Stated goal: Review the material line by line. Identify and copy every line that contains the string "true".
= = = =
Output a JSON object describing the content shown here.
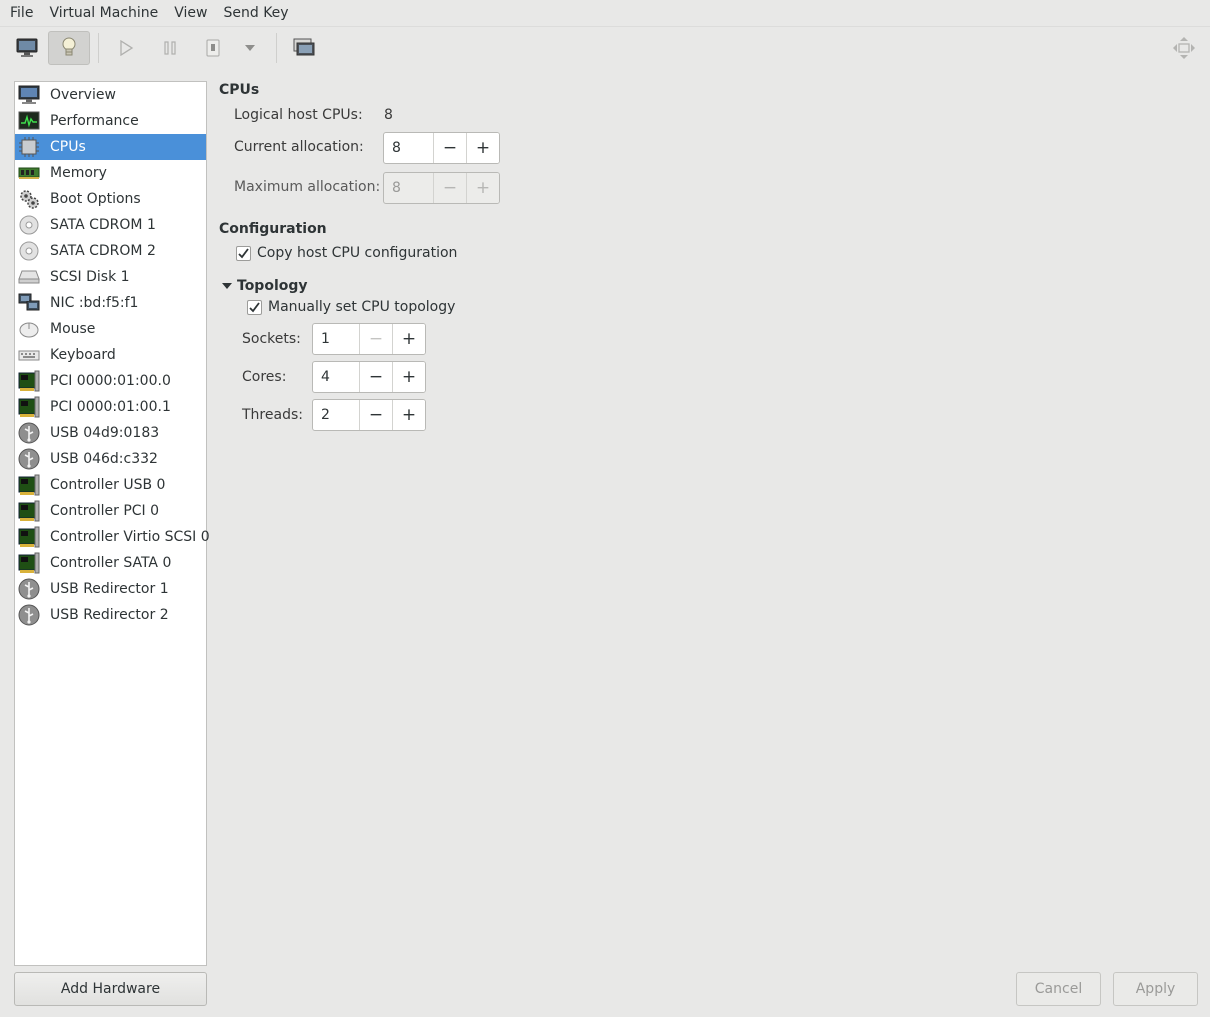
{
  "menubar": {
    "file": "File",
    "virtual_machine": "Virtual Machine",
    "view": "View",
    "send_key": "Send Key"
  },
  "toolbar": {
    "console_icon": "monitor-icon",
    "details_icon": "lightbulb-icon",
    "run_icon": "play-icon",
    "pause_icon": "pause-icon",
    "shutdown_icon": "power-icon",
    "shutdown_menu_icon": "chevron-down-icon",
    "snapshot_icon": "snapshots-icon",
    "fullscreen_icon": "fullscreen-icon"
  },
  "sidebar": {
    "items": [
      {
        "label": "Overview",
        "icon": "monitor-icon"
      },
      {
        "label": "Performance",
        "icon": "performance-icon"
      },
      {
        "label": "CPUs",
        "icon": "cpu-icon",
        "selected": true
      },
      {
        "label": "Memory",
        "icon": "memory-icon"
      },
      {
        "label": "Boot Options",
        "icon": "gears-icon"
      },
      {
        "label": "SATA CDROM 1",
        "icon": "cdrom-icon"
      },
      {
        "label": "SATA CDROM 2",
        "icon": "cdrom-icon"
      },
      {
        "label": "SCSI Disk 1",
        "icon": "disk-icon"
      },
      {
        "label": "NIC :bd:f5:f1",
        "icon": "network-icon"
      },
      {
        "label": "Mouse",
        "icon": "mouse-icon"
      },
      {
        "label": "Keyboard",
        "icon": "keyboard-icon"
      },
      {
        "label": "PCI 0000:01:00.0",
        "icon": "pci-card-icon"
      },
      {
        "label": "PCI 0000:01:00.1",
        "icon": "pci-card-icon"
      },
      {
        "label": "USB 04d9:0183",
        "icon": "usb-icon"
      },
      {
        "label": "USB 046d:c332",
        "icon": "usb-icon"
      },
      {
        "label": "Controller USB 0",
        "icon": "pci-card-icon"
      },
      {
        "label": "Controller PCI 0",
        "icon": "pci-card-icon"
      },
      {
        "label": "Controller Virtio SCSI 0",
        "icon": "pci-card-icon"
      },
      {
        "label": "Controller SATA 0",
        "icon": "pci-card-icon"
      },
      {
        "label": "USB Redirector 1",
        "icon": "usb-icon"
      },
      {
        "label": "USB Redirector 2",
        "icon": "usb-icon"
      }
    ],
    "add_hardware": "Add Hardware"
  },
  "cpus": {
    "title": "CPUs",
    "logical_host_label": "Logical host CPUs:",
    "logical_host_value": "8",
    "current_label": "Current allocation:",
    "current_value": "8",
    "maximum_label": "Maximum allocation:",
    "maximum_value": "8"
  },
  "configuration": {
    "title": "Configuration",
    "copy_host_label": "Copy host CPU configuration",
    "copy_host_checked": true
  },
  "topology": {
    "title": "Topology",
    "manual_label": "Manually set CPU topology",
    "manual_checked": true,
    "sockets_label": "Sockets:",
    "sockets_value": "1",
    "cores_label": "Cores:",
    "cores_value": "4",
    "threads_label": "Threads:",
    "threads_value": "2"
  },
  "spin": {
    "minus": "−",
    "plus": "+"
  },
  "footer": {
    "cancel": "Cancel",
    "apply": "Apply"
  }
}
= = = =
The result:
        "selected": true
    "copy_host_checked": true
    "manual_checked": true,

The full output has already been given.